→ REQUIREMENTS
Identify all lines in the listing that include the word "吨循环流化床锅炉", and copy them out.

═════ RECORDS SUPPLIED ═════

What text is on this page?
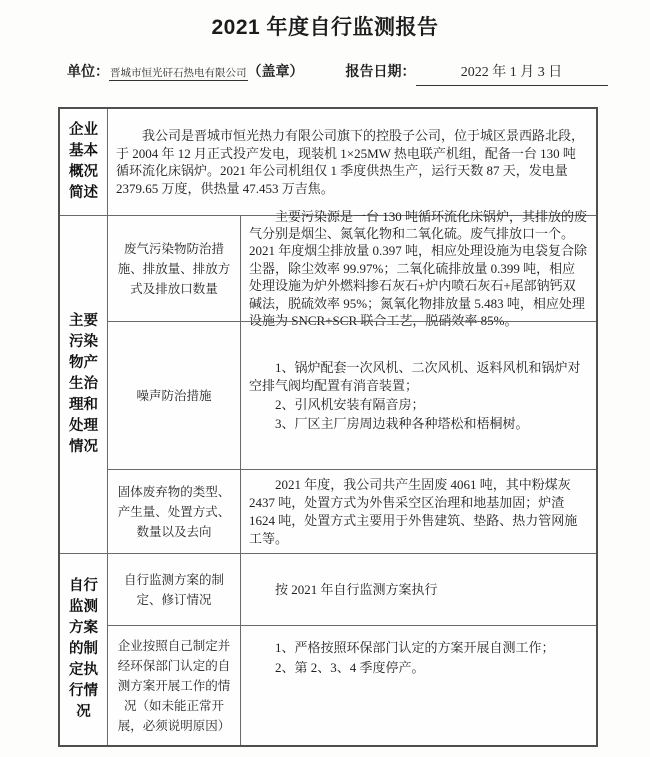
2021 年度自行监测报告
单位：晋城市恒光矸石热电有限公司（盖章）	报告日期：	2022 年 1 月 3 日
企业基本概况简述

我公司是晋城市恒光热力有限公司旗下的控股子公司，位于城区景西路北段，于 2004 年 12 月正式投产发电，现装机 1×25MW 热电联产机组，配备一台 130 吨循环流化床锅炉。2021 年公司机组仅 1 季度供热生产，运行天数 87 天，发电量 2379.65 万度，供热量 47.453 万吉焦。

主要污染物产生治理和处理情况
废气污染物防治措施、排放量、排放方式及排放口数量

主要污染源是一台 130 吨循环流化床锅炉，其排放的废气分别是烟尘、氮氧化物和二氧化硫。废气排放口一个。2021 年度烟尘排放量 0.397 吨，相应处理设施为电袋复合除尘器，除尘效率 99.97%；二氧化硫排放量 0.399 吨，相应处理设施为炉外燃料掺石灰石+炉内喷石灰石+尾部钠钙双碱法，脱硫效率 95%；氮氧化物排放量 5.483 吨，相应处理设施为 SNCR+SCR 联合工艺，脱硝效率 85%。

噪声防治措施

1、锅炉配套一次风机、二次风机、返料风机和锅炉对空排气阀均配置有消音装置；

2、引风机安装有隔音房；

3、厂区主厂房周边栽种各种塔松和梧桐树。

固体废弃物的类型、产生量、处置方式、数量以及去向

2021 年度，我公司共产生固废 4061 吨，其中粉煤灰 2437 吨，处置方式为外售采空区治理和地基加固；炉渣 1624 吨，处置方式主要用于外售建筑、垫路、热力管网施工等。

自行监测方案的制定执行情况
自行监测方案的制定、修订情况

按 2021 年自行监测方案执行

企业按照自己制定并经环保部门认定的自测方案开展工作的情况（如未能正常开展，必须说明原因）

1、严格按照环保部门认定的方案开展自测工作；

2、第 2、3、4 季度停产。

═════

→ REPLY
我公司是晋城市恒光热力有限公司旗下的控股子公司，位于城区景西路北段，于 2004 年 12 月正式投产发电，现装机 1×25MW 热电联产机组，配备一台 130 吨循环流化床锅炉。2021 年公司机组仅 1 季度供热生产，运行天数 87 天，发电量 2379.65 万度，供热量 47.453 万吉焦。
主要污染源是一台 130 吨循环流化床锅炉，其排放的废气分别是烟尘、氮氧化物和二氧化硫。废气排放口一个。2021 年度烟尘排放量 0.397 吨，相应处理设施为电袋复合除尘器，除尘效率 99.97%；二氧化硫排放量 0.399 吨，相应处理设施为炉外燃料掺石灰石+炉内喷石灰石+尾部钠钙双碱法，脱硫效率 95%；氮氧化物排放量 5.483 吨，相应处理设施为 SNCR+SCR 联合工艺，脱硝效率 85%。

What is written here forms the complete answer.